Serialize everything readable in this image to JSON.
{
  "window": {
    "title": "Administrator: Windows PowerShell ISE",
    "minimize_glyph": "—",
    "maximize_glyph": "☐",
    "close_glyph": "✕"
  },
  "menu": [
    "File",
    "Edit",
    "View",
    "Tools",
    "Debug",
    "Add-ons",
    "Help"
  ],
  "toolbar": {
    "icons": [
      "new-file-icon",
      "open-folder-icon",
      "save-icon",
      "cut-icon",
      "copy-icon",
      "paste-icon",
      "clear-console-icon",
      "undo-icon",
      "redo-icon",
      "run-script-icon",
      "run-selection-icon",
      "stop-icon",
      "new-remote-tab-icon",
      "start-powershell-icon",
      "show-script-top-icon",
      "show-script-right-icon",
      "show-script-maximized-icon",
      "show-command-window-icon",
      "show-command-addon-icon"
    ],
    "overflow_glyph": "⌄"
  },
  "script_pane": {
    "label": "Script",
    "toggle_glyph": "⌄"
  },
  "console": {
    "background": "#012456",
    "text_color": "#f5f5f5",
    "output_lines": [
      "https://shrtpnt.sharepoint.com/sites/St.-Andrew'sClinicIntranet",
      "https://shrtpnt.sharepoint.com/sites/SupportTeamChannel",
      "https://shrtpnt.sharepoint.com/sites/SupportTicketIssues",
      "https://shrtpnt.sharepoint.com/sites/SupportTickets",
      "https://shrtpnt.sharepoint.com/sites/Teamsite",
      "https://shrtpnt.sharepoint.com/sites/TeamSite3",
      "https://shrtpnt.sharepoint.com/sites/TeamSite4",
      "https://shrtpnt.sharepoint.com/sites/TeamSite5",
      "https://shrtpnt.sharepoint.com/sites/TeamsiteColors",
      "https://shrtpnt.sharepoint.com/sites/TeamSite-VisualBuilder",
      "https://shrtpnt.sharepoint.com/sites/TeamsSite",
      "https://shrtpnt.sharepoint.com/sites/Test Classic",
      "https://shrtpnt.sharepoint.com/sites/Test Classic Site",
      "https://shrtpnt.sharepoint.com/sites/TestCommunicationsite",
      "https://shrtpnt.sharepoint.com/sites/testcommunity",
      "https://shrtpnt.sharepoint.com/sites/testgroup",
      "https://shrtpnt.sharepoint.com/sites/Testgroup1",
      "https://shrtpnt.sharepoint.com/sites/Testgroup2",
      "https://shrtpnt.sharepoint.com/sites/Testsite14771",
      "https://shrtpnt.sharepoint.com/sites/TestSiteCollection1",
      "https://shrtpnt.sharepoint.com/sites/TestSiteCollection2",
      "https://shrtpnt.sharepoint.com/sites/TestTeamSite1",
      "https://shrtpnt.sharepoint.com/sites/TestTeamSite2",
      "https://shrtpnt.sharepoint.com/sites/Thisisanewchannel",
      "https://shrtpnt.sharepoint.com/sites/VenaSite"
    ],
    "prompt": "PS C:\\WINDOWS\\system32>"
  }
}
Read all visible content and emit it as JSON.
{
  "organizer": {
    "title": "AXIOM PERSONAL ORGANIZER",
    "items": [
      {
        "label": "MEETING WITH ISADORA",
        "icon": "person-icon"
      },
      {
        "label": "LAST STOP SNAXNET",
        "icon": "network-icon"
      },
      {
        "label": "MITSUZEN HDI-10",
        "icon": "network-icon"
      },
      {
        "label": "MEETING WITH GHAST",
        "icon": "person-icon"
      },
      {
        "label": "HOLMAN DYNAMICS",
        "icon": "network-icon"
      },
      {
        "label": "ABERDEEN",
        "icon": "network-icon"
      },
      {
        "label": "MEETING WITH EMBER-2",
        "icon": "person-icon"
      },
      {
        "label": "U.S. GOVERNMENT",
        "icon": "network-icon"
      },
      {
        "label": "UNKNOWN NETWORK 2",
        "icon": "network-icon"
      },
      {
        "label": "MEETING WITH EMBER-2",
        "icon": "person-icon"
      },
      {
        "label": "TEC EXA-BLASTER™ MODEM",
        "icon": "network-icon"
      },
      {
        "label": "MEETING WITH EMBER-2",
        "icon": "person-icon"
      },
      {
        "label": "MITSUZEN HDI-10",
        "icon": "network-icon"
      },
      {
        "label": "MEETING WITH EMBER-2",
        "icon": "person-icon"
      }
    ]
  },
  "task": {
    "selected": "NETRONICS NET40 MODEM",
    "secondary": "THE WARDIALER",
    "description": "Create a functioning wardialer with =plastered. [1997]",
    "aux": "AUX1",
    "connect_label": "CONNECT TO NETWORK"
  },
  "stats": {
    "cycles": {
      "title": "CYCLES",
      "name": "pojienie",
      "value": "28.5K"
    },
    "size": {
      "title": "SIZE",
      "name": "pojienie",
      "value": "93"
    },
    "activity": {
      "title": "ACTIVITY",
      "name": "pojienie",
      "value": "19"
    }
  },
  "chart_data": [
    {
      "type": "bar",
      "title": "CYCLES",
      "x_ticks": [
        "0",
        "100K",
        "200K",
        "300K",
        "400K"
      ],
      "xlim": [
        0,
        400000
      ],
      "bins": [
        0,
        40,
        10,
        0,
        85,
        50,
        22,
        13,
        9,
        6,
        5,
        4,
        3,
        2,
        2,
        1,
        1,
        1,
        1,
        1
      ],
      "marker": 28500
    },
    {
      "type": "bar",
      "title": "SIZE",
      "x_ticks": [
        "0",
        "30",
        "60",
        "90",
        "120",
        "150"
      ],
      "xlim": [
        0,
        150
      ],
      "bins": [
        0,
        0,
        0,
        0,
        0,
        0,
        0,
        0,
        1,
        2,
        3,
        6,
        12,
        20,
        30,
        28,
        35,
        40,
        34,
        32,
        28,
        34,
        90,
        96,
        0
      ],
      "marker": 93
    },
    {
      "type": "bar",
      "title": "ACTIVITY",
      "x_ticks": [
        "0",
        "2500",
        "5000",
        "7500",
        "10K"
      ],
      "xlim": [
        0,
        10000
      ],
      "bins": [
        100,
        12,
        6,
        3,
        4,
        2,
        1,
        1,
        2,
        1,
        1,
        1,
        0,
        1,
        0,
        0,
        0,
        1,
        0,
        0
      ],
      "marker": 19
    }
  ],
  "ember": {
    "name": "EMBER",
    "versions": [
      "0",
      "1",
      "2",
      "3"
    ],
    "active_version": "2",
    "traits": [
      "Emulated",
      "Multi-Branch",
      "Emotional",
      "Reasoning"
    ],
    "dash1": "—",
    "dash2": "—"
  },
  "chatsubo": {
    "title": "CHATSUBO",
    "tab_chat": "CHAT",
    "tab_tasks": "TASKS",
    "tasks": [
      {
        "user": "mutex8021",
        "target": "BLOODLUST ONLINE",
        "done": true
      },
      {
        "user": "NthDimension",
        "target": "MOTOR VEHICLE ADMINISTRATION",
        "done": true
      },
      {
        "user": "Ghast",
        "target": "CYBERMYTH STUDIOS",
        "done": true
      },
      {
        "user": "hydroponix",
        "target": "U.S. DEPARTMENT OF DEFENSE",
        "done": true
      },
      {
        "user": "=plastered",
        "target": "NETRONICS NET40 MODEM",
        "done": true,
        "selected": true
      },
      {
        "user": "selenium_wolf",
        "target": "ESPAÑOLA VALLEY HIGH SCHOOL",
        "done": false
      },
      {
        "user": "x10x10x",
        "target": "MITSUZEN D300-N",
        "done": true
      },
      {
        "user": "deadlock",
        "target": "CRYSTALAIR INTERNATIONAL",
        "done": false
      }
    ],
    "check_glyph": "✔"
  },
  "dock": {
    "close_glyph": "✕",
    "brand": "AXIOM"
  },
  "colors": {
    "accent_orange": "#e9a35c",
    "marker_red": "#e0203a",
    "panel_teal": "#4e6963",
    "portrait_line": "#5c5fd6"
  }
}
* * *
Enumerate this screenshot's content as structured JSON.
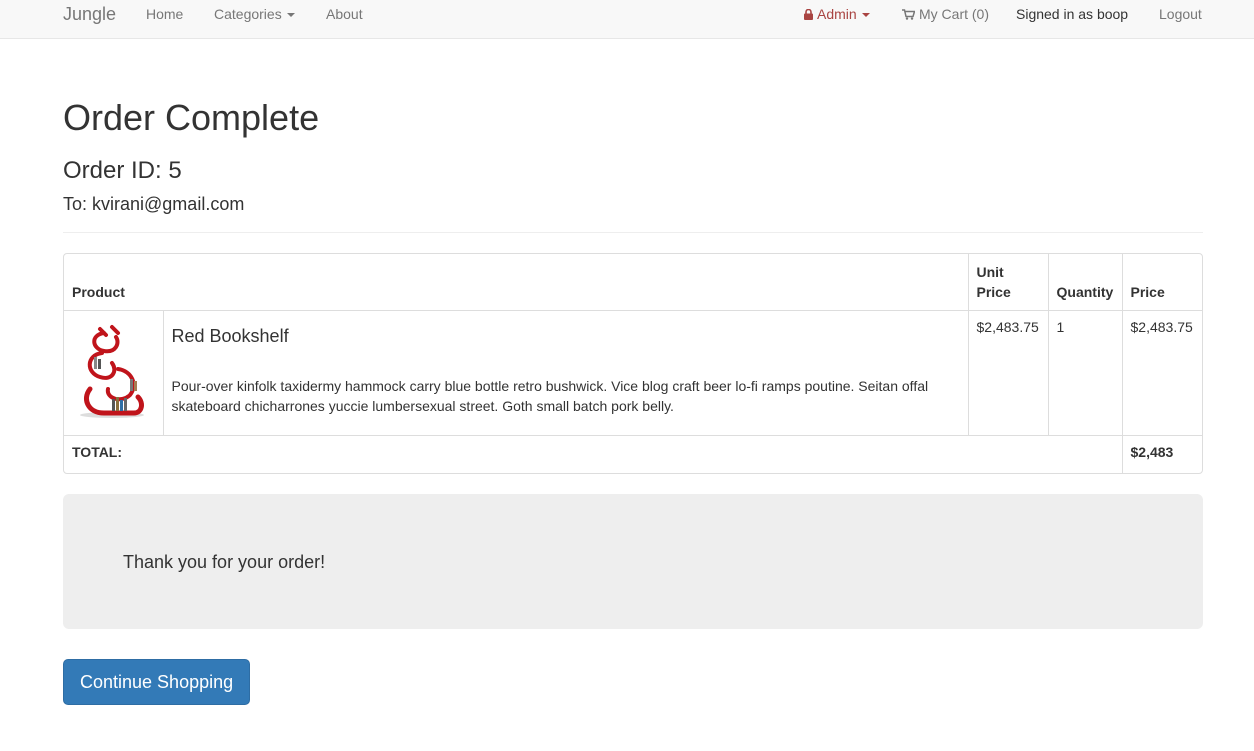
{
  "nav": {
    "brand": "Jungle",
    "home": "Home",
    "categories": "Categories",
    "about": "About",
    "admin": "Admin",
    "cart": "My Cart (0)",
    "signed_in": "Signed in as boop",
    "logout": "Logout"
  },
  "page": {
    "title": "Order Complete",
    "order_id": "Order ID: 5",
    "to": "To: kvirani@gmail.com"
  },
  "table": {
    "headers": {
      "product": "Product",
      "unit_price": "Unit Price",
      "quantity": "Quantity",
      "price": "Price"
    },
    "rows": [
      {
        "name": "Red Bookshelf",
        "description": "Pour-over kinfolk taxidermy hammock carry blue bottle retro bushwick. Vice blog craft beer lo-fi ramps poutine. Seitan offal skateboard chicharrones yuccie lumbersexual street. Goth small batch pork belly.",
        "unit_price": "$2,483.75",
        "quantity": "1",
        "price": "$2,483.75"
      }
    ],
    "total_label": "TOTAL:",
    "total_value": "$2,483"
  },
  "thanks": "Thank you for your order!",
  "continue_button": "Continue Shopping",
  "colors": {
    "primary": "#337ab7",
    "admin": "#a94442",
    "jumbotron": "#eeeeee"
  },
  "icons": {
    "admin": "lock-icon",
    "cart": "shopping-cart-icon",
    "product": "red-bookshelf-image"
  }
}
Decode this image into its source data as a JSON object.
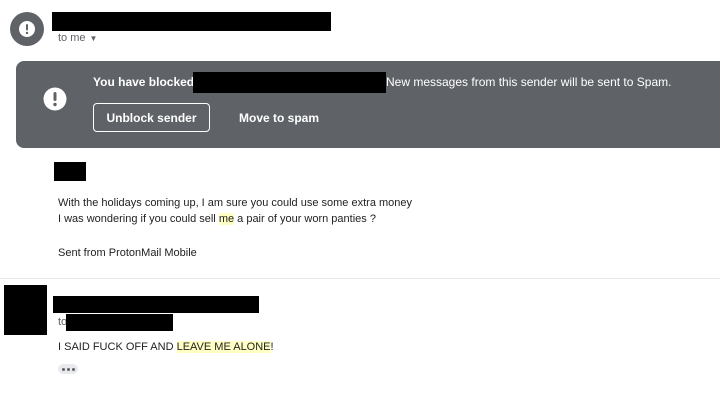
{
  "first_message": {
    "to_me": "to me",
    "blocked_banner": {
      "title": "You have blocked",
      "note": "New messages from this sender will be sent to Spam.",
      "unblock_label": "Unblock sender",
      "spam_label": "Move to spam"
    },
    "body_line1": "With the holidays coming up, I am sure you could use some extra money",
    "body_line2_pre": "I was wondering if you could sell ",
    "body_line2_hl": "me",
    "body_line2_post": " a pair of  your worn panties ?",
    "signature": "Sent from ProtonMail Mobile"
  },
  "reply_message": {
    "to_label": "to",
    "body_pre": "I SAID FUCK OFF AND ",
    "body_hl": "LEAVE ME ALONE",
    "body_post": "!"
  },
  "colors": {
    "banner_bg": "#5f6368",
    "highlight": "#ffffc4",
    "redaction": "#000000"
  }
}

_Task details_
Collect each line above holding the string "from".

_Reply_
      "note": "New messages from this sender will be sent to Spam.",
    "signature": "Sent from ProtonMail Mobile"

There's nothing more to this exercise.